> [What is required]
A verbatim copy of the records is required, with all pictures left out.

(Dataset records)
* * * * * * * * *

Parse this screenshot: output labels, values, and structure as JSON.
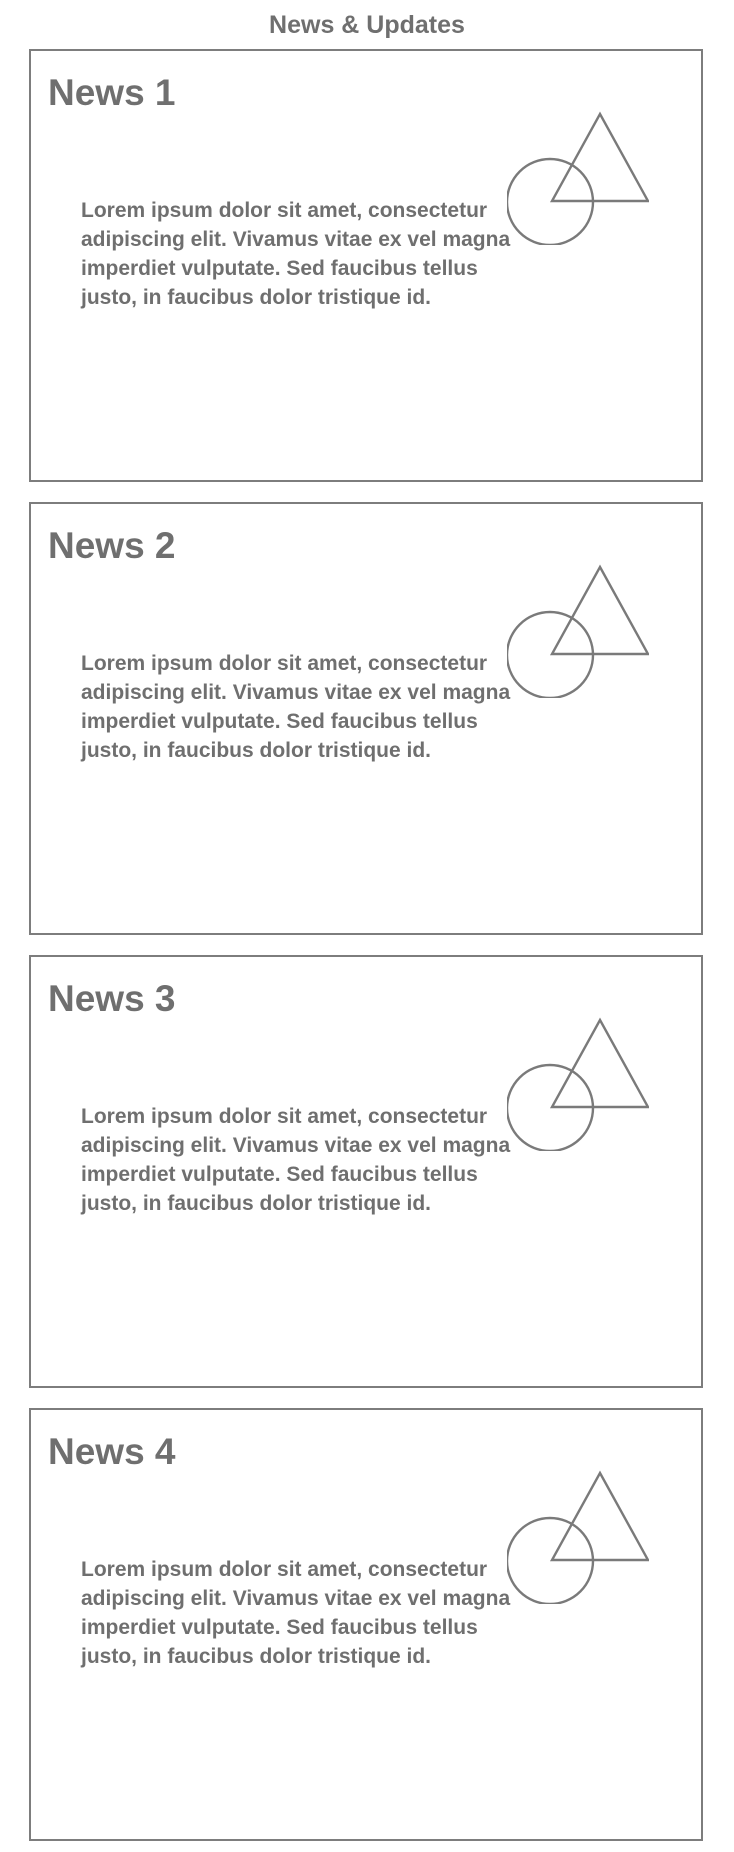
{
  "header": {
    "title": "News & Updates"
  },
  "news": [
    {
      "title": "News 1",
      "body": "Lorem ipsum dolor sit amet, consectetur adipiscing elit. Vivamus vitae ex vel magna imperdiet vulputate. Sed faucibus tellus justo, in faucibus dolor tristique id.",
      "image_icon": "image-placeholder-icon"
    },
    {
      "title": "News 2",
      "body": "Lorem ipsum dolor sit amet, consectetur adipiscing elit. Vivamus vitae ex vel magna imperdiet vulputate. Sed faucibus tellus justo, in faucibus dolor tristique id.",
      "image_icon": "image-placeholder-icon"
    },
    {
      "title": "News 3",
      "body": "Lorem ipsum dolor sit amet, consectetur adipiscing elit. Vivamus vitae ex vel magna imperdiet vulputate. Sed faucibus tellus justo, in faucibus dolor tristique id.",
      "image_icon": "image-placeholder-icon"
    },
    {
      "title": "News 4",
      "body": "Lorem ipsum dolor sit amet, consectetur adipiscing elit. Vivamus vitae ex vel magna imperdiet vulputate. Sed faucibus tellus justo, in faucibus dolor tristique id.",
      "image_icon": "image-placeholder-icon"
    }
  ],
  "colors": {
    "text": "#6f6f6f",
    "border": "#7d7d7d",
    "icon_stroke": "#7a7a7a",
    "background": "#ffffff"
  }
}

* * * * * * * * *

> [The response]
Parse this screenshot: output labels, values, and structure as JSON.
{
  "header": {
    "title": "News & Updates"
  },
  "news": [
    {
      "title": "News 1",
      "body": "Lorem ipsum dolor sit amet, consectetur adipiscing elit. Vivamus vitae ex vel magna imperdiet vulputate. Sed faucibus tellus justo, in faucibus dolor tristique id.",
      "image_icon": "image-placeholder-icon"
    },
    {
      "title": "News 2",
      "body": "Lorem ipsum dolor sit amet, consectetur adipiscing elit. Vivamus vitae ex vel magna imperdiet vulputate. Sed faucibus tellus justo, in faucibus dolor tristique id.",
      "image_icon": "image-placeholder-icon"
    },
    {
      "title": "News 3",
      "body": "Lorem ipsum dolor sit amet, consectetur adipiscing elit. Vivamus vitae ex vel magna imperdiet vulputate. Sed faucibus tellus justo, in faucibus dolor tristique id.",
      "image_icon": "image-placeholder-icon"
    },
    {
      "title": "News 4",
      "body": "Lorem ipsum dolor sit amet, consectetur adipiscing elit. Vivamus vitae ex vel magna imperdiet vulputate. Sed faucibus tellus justo, in faucibus dolor tristique id.",
      "image_icon": "image-placeholder-icon"
    }
  ],
  "colors": {
    "text": "#6f6f6f",
    "border": "#7d7d7d",
    "icon_stroke": "#7a7a7a",
    "background": "#ffffff"
  }
}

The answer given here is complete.